- Task inputs -

#####

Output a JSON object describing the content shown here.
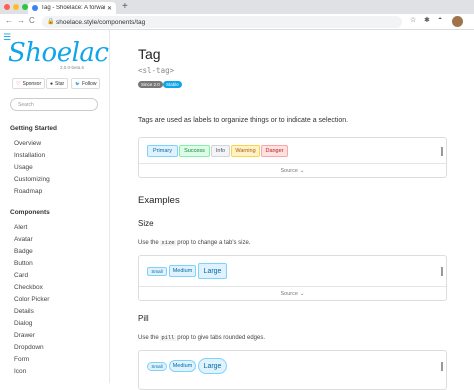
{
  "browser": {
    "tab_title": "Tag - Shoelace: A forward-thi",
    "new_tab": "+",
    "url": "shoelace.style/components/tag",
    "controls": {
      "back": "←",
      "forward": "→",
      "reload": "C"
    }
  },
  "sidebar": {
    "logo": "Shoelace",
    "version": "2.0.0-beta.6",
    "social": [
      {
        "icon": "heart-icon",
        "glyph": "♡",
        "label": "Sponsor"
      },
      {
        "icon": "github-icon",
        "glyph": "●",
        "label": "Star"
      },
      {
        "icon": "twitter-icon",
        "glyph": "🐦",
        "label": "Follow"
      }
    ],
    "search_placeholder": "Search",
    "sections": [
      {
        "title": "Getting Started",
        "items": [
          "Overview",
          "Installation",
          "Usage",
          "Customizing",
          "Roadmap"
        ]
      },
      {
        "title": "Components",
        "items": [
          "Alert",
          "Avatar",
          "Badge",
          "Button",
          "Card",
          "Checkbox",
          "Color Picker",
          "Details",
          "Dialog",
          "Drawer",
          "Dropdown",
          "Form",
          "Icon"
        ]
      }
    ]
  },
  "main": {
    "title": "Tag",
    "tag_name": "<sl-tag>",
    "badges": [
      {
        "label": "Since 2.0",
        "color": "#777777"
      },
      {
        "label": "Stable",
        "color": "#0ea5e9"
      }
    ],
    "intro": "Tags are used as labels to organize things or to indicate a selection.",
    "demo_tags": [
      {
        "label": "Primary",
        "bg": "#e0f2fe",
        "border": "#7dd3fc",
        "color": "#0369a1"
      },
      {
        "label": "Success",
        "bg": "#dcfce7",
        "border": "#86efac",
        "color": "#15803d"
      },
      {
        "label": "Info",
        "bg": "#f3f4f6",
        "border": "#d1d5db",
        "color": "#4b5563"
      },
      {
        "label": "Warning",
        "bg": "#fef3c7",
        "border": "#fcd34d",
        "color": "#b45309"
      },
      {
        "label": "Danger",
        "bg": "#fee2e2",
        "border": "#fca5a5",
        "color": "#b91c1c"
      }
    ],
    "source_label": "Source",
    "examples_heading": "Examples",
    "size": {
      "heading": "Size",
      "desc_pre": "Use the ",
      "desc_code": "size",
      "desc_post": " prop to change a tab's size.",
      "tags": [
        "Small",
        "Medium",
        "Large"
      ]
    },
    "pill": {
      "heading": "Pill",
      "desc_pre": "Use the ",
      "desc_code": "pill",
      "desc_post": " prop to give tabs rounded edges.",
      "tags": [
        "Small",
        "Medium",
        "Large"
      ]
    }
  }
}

#####

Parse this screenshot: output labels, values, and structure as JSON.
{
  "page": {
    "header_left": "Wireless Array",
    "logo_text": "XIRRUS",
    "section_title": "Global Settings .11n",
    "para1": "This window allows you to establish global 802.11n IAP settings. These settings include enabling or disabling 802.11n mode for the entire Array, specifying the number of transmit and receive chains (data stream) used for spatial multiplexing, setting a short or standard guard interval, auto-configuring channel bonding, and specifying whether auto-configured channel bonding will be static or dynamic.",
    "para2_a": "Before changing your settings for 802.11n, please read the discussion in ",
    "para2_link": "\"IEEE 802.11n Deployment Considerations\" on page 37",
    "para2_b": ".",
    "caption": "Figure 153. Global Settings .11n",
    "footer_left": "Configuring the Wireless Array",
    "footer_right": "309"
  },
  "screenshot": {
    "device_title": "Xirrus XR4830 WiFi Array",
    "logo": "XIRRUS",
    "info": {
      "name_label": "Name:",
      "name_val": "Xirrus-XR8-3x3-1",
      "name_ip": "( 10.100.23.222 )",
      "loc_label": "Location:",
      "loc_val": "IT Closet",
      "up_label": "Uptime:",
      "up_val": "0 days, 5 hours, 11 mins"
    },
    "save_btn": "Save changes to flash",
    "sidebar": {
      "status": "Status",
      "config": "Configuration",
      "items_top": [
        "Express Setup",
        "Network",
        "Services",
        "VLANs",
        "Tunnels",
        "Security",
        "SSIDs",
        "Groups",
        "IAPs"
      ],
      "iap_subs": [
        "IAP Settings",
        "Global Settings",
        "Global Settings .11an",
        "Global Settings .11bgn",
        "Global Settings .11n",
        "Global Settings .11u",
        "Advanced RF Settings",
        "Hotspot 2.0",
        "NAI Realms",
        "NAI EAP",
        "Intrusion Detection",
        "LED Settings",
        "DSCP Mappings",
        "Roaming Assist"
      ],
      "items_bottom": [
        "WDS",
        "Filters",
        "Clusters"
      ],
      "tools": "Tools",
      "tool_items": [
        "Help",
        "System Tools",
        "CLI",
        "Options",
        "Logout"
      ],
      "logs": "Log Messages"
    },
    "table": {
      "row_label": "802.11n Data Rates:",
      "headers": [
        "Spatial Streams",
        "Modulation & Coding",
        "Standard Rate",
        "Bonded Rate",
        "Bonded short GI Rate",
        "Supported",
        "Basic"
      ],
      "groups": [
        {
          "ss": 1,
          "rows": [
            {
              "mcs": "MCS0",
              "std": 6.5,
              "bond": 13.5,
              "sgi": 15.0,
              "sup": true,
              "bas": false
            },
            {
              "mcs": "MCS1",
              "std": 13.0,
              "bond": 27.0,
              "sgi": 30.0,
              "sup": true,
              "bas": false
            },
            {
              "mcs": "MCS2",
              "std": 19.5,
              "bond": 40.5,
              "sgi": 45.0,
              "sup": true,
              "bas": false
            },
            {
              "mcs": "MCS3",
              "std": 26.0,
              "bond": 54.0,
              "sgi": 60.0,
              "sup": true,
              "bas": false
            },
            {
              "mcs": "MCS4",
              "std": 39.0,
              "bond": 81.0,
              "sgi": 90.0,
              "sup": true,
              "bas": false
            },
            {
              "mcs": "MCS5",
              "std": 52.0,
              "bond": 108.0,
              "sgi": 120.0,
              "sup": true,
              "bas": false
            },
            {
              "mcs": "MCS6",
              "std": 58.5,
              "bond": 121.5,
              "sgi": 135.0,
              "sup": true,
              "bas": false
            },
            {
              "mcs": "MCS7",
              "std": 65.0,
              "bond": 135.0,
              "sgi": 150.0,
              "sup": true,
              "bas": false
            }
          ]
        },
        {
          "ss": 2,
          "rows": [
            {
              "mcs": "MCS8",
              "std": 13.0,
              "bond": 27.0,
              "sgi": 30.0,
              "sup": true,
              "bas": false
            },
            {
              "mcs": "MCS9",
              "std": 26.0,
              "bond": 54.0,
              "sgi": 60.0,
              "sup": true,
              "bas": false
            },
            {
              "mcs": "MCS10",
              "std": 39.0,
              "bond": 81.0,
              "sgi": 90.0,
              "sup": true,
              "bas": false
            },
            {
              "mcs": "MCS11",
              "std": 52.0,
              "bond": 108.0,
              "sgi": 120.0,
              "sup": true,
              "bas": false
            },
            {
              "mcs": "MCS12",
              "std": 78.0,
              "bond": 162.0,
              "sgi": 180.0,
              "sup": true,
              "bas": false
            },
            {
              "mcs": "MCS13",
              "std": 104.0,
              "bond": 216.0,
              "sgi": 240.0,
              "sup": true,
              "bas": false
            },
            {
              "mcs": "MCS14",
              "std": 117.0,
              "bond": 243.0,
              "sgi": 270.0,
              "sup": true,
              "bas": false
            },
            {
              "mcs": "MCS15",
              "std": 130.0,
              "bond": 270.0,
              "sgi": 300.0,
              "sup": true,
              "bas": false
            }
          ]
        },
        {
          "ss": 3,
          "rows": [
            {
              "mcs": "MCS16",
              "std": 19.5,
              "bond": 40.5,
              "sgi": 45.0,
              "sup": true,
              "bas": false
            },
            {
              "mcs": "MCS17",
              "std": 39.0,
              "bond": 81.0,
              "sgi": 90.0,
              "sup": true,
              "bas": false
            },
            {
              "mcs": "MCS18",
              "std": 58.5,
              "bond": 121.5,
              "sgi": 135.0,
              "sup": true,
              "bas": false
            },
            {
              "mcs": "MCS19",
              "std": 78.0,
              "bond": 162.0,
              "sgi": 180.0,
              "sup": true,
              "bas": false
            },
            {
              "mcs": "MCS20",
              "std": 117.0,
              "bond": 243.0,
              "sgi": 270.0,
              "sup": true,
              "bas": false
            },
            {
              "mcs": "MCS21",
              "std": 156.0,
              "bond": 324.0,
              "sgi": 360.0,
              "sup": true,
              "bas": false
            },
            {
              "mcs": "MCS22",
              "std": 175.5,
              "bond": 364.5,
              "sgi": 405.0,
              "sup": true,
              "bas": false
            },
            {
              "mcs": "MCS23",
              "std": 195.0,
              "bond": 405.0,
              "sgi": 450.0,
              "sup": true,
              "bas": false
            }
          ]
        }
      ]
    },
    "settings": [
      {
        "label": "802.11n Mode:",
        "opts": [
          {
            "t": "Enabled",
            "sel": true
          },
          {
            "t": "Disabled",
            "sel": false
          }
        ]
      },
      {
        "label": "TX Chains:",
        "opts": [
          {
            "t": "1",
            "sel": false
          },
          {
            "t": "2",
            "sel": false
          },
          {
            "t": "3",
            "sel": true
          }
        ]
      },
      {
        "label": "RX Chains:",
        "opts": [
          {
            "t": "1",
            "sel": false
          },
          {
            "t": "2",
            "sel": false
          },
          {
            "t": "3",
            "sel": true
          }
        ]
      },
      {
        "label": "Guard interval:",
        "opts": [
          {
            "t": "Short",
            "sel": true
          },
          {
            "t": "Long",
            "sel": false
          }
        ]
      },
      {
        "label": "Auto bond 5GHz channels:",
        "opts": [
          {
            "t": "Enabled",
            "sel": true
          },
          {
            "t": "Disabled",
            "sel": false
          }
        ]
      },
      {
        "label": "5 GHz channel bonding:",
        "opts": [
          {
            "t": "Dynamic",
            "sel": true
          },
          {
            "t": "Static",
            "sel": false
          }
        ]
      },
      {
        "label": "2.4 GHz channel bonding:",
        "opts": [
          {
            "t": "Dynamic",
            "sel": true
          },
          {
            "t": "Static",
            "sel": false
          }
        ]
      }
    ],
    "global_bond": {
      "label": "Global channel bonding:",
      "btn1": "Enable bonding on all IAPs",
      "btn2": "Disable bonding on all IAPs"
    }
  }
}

#####

- Task description -
Report each line of the material above where the word "screenshot" appears.

- The reply -
Parse this screenshot: output labels, values, and structure as JSON.
  "screenshot": {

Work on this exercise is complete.